The dead bodies of farm animals are now cleared away for health reasons, forcing the hungry vultures to increasingly depend on being fed by humans.
With less food on offer, the decade-long growth in population numbers enjoyed by vultures has now ground to a halt – with numbers even plummeting in some places.
One observatory near Segovia, central Spain, reported a 40 per cent drop over five years, while another in La Rioja, northern Spain, has suffered an 80 per cent drop.
More worryingly however, it has reported that local vultures have stopped reproducing completely.
Some farmers have even complained that the desperate birds have even resorted to attacking live animals.
“The effects of this policy include a halt in population growth, a decrease in breeding success, and an apparent increase in mortality of young age classes,” explained Spanish researchers in a letter written to Science magazine.
Now Spain – which is home to 90 per cent of Europe’s griffin, cinereous and bearded vultures – has called on the European Union to relax the livestock carcass ban.

◇ ◇ ◇ ◇ ◇ ◇ ◇

Short problem 1 ▸ Put the entries starting at the line containing "405, 578, 419]" and ending at the line containing "287, 535, 303]" into a JSON list of strings, one string per line, with blank lines left out.

(Records of where elements are located)
◇ ◇ ◇ ◇ ◇ ◇ ◇

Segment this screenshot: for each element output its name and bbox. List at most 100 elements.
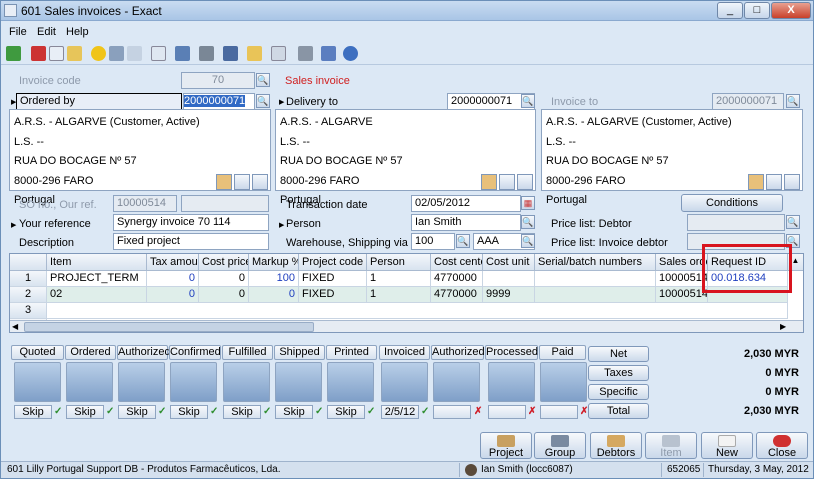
paid-field[interactable]	[540, 405, 578, 419]
truck-icon[interactable]	[275, 362, 322, 402]
invoice-window-icon[interactable]	[784, 174, 800, 190]
cell-cost-price[interactable]: 0	[199, 287, 249, 303]
checkmark-icon[interactable]	[118, 362, 165, 402]
printer-icon[interactable]	[327, 362, 374, 402]
col-serial[interactable]: Serial/batch numbers	[535, 254, 656, 271]
back-icon[interactable]	[6, 46, 21, 61]
cell-cost-unit[interactable]	[483, 271, 535, 287]
col-cost-unit[interactable]: Cost unit	[483, 254, 535, 271]
cell-cost-center[interactable]: 4770000	[431, 271, 483, 287]
debtors-button[interactable]: Debtors	[590, 432, 642, 459]
net-button[interactable]: Net	[588, 346, 649, 362]
ordered-by-field[interactable]: 2000000071	[183, 93, 255, 110]
coins-icon[interactable]	[540, 362, 587, 402]
horizontal-scrollbar[interactable]: ◀ ▶	[10, 320, 803, 332]
calendar-icon[interactable]: ▦	[521, 196, 535, 210]
col-cost-center[interactable]: Cost cente	[431, 254, 483, 271]
col-project-code[interactable]: Project code	[299, 254, 367, 271]
transfer-icon[interactable]	[109, 46, 124, 61]
cell-person[interactable]: 1	[367, 271, 431, 287]
delivery-card-icon[interactable]	[499, 174, 515, 190]
col-cost-price[interactable]: Cost price	[199, 254, 249, 271]
print-icon[interactable]	[199, 46, 214, 61]
address-window-icon[interactable]	[252, 174, 268, 190]
copy-icon[interactable]	[49, 46, 64, 61]
delivery-window-icon[interactable]	[517, 174, 533, 190]
ordered-by-lookup-icon[interactable]: 🔍	[256, 94, 270, 108]
cell-cost-unit[interactable]: 9999	[483, 287, 535, 303]
processed-dollar-icon[interactable]	[488, 362, 535, 402]
your-reference-field[interactable]: Synergy invoice 70 114	[113, 214, 269, 231]
row-number[interactable]: 1	[10, 271, 47, 287]
cell-markup[interactable]: 100	[249, 271, 299, 287]
box-icon[interactable]	[66, 362, 113, 402]
scroll-thumb[interactable]	[24, 322, 314, 332]
invoice-card-icon[interactable]	[766, 174, 782, 190]
status-ordered[interactable]: Ordered	[65, 345, 116, 360]
status-quoted[interactable]: Quoted	[11, 345, 64, 360]
menu-file[interactable]: File	[9, 26, 27, 38]
processed-field[interactable]	[488, 405, 526, 419]
scroll-right-icon[interactable]: ▶	[780, 322, 786, 331]
pin-icon[interactable]	[223, 46, 238, 61]
status-authorized[interactable]: Authorized	[117, 345, 171, 360]
notes-icon[interactable]	[321, 46, 336, 61]
edit-address-icon[interactable]	[216, 174, 232, 190]
status-fulfilled[interactable]: Fulfilled	[222, 345, 273, 360]
cell-item[interactable]: PROJECT_TERM	[47, 271, 147, 287]
cell-item[interactable]: 02	[47, 287, 147, 303]
menu-help[interactable]: Help	[66, 26, 89, 38]
calculator-icon[interactable]	[14, 362, 61, 402]
edit-invoice-address-icon[interactable]	[748, 174, 764, 190]
invoice-dollar-icon[interactable]	[381, 362, 428, 402]
invoice-code-lookup-icon[interactable]: 🔍	[256, 73, 270, 87]
warehouse-lookup-icon[interactable]: 🔍	[456, 234, 470, 248]
project-button[interactable]: Project	[480, 432, 532, 459]
close-button[interactable]: Close	[756, 432, 808, 459]
edit-icon[interactable]	[127, 46, 142, 61]
skip-quoted-button[interactable]: Skip	[14, 405, 52, 419]
authorize-check-icon[interactable]	[433, 362, 480, 402]
shipping-lookup-icon[interactable]: 🔍	[521, 234, 535, 248]
person-lookup-icon[interactable]: 🔍	[521, 215, 535, 229]
confirm-badge-icon[interactable]	[170, 362, 217, 402]
document-icon[interactable]	[271, 46, 286, 61]
status-paid[interactable]: Paid	[539, 345, 586, 360]
cell-serial[interactable]	[535, 271, 656, 287]
attach-icon[interactable]	[298, 46, 313, 61]
cell-serial[interactable]	[535, 287, 656, 303]
taxes-button[interactable]: Taxes	[588, 365, 649, 381]
folder-icon[interactable]	[247, 46, 262, 61]
cell-tax[interactable]: 0	[147, 287, 199, 303]
item-button[interactable]: Item	[645, 432, 697, 459]
col-markup[interactable]: Markup %	[249, 254, 299, 271]
status-printed[interactable]: Printed	[326, 345, 377, 360]
help-icon[interactable]	[343, 46, 358, 61]
address-card-icon[interactable]	[234, 174, 250, 190]
scroll-left-icon[interactable]: ◀	[12, 322, 18, 331]
maximize-button[interactable]: □	[744, 2, 770, 19]
status-confirmed[interactable]: Confirmed	[169, 345, 221, 360]
skip-authorized-button[interactable]: Skip	[118, 405, 156, 419]
deliver-icon[interactable]	[223, 362, 270, 402]
skip-ordered-button[interactable]: Skip	[66, 405, 104, 419]
skip-confirmed-button[interactable]: Skip	[170, 405, 208, 419]
cell-sales-order[interactable]: 10000514	[656, 271, 708, 287]
cell-markup[interactable]: 0	[249, 287, 299, 303]
conditions-button[interactable]: Conditions	[681, 194, 783, 212]
cell-tax[interactable]: 0	[147, 271, 199, 287]
skip-printed-button[interactable]: Skip	[327, 405, 365, 419]
col-sales-order[interactable]: Sales orde	[656, 254, 708, 271]
authorized-2-field[interactable]	[433, 405, 471, 419]
person-field[interactable]: Ian Smith	[411, 214, 521, 231]
cell-cost-price[interactable]: 0	[199, 271, 249, 287]
menu-edit[interactable]: Edit	[37, 26, 56, 38]
specific-button[interactable]: Specific	[588, 384, 649, 400]
edit-delivery-address-icon[interactable]	[481, 174, 497, 190]
transaction-date-field[interactable]: 02/05/2012	[411, 195, 521, 212]
minimize-button[interactable]: _	[717, 2, 743, 19]
invoice-to-lookup-icon[interactable]: 🔍	[786, 94, 800, 108]
col-tax[interactable]: Tax amou	[147, 254, 199, 271]
group-button[interactable]: Group	[534, 432, 586, 459]
close-window-button[interactable]: X	[771, 2, 811, 19]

◇ ◇ ◇ ◇ ◇ ◇ ◇

Short problem 2 ▸
Answer these questions about the vulture passage:
(a) What drop did the observatory in La Rioja suffer?
(b) What share of Europe's griffin, cinereous and bearded vultures is Spain home to?
(c) To which magazine did the Spanish researchers write their letter?

Expected answer 1 ▸
[
  "paid-field[interactable]\t[540, 405, 578, 419]",
  "truck-icon[interactable]\t[275, 362, 322, 402]",
  "invoice-window-icon[interactable]\t[784, 174, 800, 190]",
  "cell-cost-price[interactable]: 0\t[199, 287, 249, 303]",
  "checkmark-icon[interactable]\t[118, 362, 165, 402]",
  "printer-icon[interactable]\t[327, 362, 374, 402]",
  "col-serial[interactable]: Serial/batch numbers\t[535, 254, 656, 271]",
  "back-icon[interactable]\t[6, 46, 21, 61]",
  "cell-cost-unit[interactable]\t[483, 271, 535, 287]",
  "col-cost-unit[interactable]: Cost unit\t[483, 254, 535, 271]",
  "cell-cost-center[interactable]: 4770000\t[431, 271, 483, 287]",
  "debtors-button[interactable]: Debtors\t[590, 432, 642, 459]",
  "net-button[interactable]: Net\t[588, 346, 649, 362]",
  "ordered-by-field[interactable]: 2000000071\t[183, 93, 255, 110]",
  "coins-icon[interactable]\t[540, 362, 587, 402]",
  "horizontal-scrollbar[interactable]: ◀ ▶\t[10, 320, 803, 332]",
  "calendar-icon[interactable]: ▦\t[521, 196, 535, 210]",
  "col-cost-center[interactable]: Cost cente\t[431, 254, 483, 271]",
  "col-project-code[interactable]: Project code\t[299, 254, 367, 271]",
  "transfer-icon[interactable]\t[109, 46, 124, 61]",
  "cell-person[interactable]: 1\t[367, 271, 431, 287]",
  "delivery-card-icon[interactable]\t[499, 174, 515, 190]",
  "col-cost-price[interactable]: Cost price\t[199, 254, 249, 271]",
  "print-icon[interactable]\t[199, 46, 214, 61]",
  "address-window-icon[interactable]\t[252, 174, 268, 190]",
  "copy-icon[interactable]\t[49, 46, 64, 61]",
  "delivery-window-icon[interactable]\t[517, 174, 533, 190]",
  "ordered-by-lookup-icon[interactable]: 🔍\t[256, 94, 270, 108]",
  "cell-cost-unit[interactable]: 9999\t[483, 287, 535, 303]"
]

Expected answer 2 ▸
(a) An 80 percent drop.
(b) 90 percent.
(c) Science magazine.